[REQUIREMENTS] Pull out every line below that contains the word "الإصابة".

-- Start --

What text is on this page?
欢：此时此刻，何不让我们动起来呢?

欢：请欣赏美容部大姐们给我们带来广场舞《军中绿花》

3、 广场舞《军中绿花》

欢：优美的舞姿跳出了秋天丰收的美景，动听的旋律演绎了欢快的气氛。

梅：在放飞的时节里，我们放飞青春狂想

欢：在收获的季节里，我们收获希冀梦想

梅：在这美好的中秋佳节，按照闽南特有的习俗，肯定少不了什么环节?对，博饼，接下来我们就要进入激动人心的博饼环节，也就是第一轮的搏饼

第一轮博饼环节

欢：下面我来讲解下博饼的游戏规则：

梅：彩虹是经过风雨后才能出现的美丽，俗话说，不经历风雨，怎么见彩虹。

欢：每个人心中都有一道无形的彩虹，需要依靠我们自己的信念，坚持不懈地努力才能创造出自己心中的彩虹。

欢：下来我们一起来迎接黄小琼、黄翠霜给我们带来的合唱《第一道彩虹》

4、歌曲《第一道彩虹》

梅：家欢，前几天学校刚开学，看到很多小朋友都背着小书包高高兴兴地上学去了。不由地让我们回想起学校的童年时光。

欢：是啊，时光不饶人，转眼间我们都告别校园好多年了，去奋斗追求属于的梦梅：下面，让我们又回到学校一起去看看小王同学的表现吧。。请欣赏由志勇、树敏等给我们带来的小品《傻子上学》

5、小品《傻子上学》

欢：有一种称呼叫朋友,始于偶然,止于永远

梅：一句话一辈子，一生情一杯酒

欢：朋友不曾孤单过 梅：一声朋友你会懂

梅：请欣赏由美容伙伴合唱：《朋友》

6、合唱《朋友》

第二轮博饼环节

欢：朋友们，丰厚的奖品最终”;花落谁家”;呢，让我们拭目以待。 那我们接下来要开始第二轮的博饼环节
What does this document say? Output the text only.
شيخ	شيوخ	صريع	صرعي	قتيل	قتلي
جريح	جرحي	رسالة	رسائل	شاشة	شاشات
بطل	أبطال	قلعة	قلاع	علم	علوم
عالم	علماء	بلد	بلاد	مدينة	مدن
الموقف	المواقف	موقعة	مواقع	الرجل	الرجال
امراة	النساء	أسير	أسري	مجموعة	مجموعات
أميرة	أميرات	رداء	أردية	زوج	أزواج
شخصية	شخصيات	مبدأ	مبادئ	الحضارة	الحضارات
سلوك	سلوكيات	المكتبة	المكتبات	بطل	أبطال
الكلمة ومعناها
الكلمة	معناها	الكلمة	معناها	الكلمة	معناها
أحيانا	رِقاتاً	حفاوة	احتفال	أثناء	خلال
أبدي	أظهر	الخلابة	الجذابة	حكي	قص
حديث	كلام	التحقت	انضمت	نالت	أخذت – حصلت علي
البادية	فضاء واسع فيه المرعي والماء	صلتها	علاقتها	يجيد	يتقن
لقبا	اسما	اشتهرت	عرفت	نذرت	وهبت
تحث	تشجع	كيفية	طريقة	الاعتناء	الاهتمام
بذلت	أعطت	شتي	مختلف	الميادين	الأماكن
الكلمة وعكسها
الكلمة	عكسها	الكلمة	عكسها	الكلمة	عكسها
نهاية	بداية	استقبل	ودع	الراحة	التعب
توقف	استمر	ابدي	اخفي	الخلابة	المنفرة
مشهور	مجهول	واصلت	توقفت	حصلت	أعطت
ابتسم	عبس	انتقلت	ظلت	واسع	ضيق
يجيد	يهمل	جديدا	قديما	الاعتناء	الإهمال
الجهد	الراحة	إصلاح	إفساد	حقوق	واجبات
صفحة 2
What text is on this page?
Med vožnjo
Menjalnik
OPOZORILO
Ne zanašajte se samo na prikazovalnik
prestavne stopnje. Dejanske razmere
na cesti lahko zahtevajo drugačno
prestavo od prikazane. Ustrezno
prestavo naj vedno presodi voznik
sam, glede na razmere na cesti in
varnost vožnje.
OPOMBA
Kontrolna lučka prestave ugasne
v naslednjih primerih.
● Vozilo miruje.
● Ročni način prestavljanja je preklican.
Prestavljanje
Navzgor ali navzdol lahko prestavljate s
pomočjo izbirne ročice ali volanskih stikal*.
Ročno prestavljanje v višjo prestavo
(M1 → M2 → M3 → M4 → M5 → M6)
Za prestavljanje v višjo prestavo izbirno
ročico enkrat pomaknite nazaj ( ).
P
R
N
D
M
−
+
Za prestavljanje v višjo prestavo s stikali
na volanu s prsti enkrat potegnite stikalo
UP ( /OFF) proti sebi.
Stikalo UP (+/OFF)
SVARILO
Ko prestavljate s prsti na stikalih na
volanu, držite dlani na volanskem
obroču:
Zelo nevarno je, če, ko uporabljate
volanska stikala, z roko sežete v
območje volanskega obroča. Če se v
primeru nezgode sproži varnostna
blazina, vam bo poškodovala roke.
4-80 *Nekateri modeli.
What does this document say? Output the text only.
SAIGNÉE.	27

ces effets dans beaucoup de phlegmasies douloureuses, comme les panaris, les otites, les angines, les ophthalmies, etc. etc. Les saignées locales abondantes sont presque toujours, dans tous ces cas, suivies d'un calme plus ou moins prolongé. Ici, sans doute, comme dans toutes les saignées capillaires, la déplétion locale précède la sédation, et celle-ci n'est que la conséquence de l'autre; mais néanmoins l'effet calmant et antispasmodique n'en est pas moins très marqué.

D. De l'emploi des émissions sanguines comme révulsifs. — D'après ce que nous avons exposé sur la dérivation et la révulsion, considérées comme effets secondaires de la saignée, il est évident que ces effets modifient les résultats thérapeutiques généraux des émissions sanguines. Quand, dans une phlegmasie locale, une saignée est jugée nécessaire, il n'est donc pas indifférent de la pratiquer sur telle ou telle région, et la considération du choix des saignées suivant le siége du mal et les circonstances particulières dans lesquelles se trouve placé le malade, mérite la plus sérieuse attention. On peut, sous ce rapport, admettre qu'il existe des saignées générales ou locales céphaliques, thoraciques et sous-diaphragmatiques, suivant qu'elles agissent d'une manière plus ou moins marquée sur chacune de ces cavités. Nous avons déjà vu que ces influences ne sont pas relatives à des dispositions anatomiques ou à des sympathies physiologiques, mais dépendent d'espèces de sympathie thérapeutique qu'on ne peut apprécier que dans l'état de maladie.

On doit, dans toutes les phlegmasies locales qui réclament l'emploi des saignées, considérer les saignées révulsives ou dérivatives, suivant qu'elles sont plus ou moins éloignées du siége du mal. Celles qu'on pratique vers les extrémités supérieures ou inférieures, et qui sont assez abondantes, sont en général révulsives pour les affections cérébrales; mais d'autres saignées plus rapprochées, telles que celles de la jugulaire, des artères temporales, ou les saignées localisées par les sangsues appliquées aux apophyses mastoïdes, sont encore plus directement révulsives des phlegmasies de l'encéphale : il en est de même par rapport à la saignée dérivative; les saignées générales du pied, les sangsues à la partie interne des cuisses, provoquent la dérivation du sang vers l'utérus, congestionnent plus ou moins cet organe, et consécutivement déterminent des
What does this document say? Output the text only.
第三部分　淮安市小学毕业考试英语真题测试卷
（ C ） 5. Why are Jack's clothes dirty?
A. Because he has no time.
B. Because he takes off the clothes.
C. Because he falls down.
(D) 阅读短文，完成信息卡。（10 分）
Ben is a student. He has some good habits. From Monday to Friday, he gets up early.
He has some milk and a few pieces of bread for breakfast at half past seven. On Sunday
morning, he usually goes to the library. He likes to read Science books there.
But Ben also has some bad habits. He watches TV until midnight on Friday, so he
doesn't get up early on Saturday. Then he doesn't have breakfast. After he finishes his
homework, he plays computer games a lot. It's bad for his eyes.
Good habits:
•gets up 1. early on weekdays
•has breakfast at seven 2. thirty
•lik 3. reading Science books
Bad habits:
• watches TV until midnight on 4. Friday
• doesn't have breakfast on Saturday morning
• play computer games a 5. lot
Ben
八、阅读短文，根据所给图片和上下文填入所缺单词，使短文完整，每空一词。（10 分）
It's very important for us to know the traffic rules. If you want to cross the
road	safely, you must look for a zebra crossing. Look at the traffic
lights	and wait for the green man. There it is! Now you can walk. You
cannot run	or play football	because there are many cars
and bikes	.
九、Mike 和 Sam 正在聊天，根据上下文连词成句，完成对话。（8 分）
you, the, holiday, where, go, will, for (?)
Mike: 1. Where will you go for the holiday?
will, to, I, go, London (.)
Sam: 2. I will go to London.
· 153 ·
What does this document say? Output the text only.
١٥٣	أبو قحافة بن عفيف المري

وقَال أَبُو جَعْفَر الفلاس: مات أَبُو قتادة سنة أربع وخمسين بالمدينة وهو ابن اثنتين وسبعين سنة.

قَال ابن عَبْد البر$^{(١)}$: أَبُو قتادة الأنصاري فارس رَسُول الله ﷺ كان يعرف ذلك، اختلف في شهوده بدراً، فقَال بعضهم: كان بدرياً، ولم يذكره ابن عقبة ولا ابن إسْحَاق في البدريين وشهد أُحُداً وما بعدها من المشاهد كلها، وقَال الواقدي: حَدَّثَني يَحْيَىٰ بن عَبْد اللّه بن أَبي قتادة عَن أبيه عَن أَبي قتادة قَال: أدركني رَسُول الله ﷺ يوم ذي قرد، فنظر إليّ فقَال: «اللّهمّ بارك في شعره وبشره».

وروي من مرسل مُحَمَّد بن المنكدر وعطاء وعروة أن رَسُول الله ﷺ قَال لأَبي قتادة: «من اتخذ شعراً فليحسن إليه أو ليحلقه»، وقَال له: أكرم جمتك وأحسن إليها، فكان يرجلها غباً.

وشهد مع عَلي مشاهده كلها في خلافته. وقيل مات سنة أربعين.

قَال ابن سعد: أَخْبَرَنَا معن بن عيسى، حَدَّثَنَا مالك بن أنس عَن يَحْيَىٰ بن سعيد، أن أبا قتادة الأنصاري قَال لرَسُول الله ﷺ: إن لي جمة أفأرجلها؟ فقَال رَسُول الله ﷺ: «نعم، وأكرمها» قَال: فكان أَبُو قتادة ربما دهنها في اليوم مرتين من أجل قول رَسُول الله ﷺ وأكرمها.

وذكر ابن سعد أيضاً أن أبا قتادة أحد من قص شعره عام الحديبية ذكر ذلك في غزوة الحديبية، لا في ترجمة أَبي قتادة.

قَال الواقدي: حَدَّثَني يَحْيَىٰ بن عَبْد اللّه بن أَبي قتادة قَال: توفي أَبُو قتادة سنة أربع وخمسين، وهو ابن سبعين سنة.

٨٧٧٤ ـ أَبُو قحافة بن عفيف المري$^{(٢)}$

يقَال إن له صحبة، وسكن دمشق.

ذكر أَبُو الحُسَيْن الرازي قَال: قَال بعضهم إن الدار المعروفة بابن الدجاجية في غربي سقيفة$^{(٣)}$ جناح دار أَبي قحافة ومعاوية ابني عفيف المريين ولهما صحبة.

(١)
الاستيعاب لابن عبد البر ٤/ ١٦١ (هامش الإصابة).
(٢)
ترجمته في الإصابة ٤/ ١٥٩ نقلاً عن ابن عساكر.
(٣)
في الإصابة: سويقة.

-- End --

[COMPLETED TASK]
الاستيعاب لابن عبد البر ٤/ ١٦١ (هامش الإصابة).
ترجمته في الإصابة ٤/ ١٥٩ نقلاً عن ابن عساكر.
في الإصابة: سويقة.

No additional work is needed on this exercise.